*WRITTEN EXERCISE:*
Transcribe the records that follow in their entirety, omitting any pictures.

*EXERCISE INPUTS:*
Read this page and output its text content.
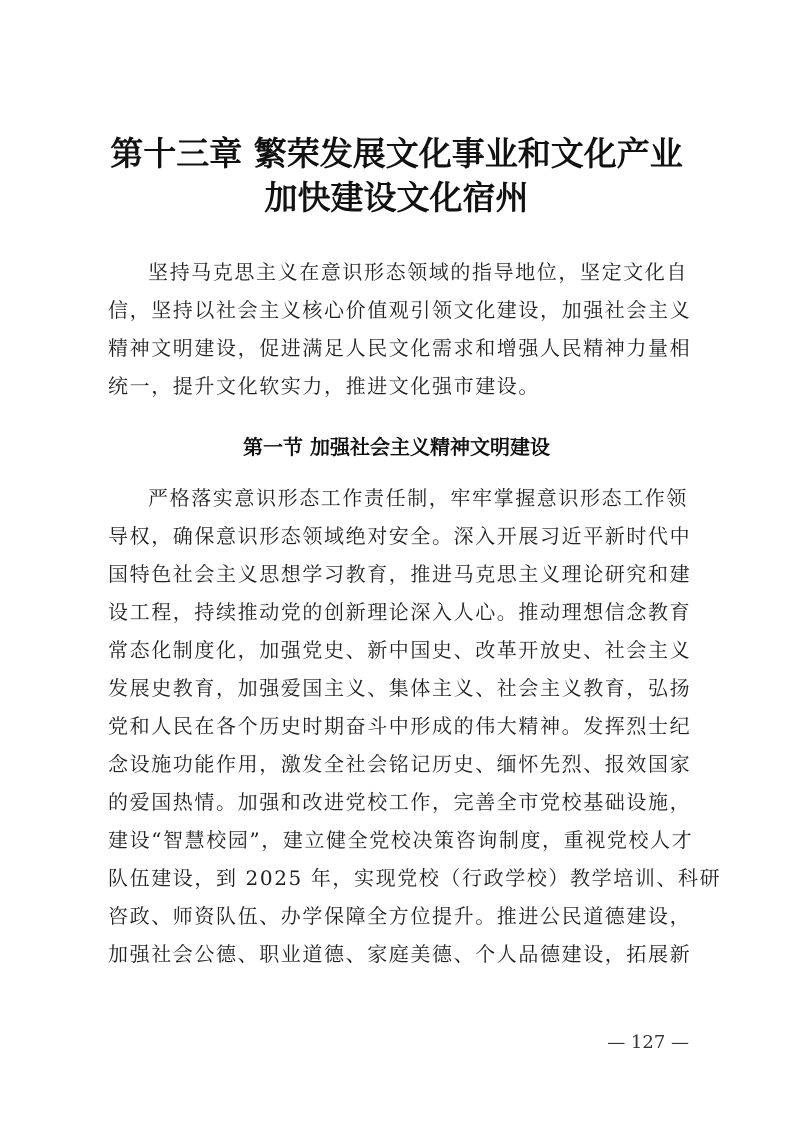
第十三章 繁荣发展文化事业和文化产业
加快建设文化宿州
坚持马克思主义在意识形态领域的指导地位，坚定文化自
信，坚持以社会主义核心价值观引领文化建设，加强社会主义
精神文明建设，促进满足人民文化需求和增强人民精神力量相
统一，提升文化软实力，推进文化强市建设。
第一节 加强社会主义精神文明建设
严格落实意识形态工作责任制，牢牢掌握意识形态工作领
导权，确保意识形态领域绝对安全。深入开展习近平新时代中
国特色社会主义思想学习教育，推进马克思主义理论研究和建
设工程，持续推动党的创新理论深入人心。推动理想信念教育
常态化制度化，加强党史、新中国史、改革开放史、社会主义
发展史教育，加强爱国主义、集体主义、社会主义教育，弘扬
党和人民在各个历史时期奋斗中形成的伟大精神。发挥烈士纪
念设施功能作用，激发全社会铭记历史、缅怀先烈、报效国家
的爱国热情。加强和改进党校工作，完善全市党校基础设施，
建设“智慧校园”，建立健全党校决策咨询制度，重视党校人才
队伍建设，到 2025 年，实现党校（行政学校）教学培训、科研
咨政、师资队伍、办学保障全方位提升。推进公民道德建设，
加强社会公德、职业道德、家庭美德、个人品德建设，拓展新
— 127 —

*ANSWER TO THE TASK:*
Read this page and output its text content.
第十三章 繁荣发展文化事业和文化产业
加快建设文化宿州
坚持马克思主义在意识形态领域的指导地位，坚定文化自
信，坚持以社会主义核心价值观引领文化建设，加强社会主义
精神文明建设，促进满足人民文化需求和增强人民精神力量相
统一，提升文化软实力，推进文化强市建设。
第一节 加强社会主义精神文明建设
严格落实意识形态工作责任制，牢牢掌握意识形态工作领
导权，确保意识形态领域绝对安全。深入开展习近平新时代中
国特色社会主义思想学习教育，推进马克思主义理论研究和建
设工程，持续推动党的创新理论深入人心。推动理想信念教育
常态化制度化，加强党史、新中国史、改革开放史、社会主义
发展史教育，加强爱国主义、集体主义、社会主义教育，弘扬
党和人民在各个历史时期奋斗中形成的伟大精神。发挥烈士纪
念设施功能作用，激发全社会铭记历史、缅怀先烈、报效国家
的爱国热情。加强和改进党校工作，完善全市党校基础设施，
建设“智慧校园”，建立健全党校决策咨询制度，重视党校人才
队伍建设，到 2025 年，实现党校（行政学校）教学培训、科研
咨政、师资队伍、办学保障全方位提升。推进公民道德建设，
加强社会公德、职业道德、家庭美德、个人品德建设，拓展新
— 127 —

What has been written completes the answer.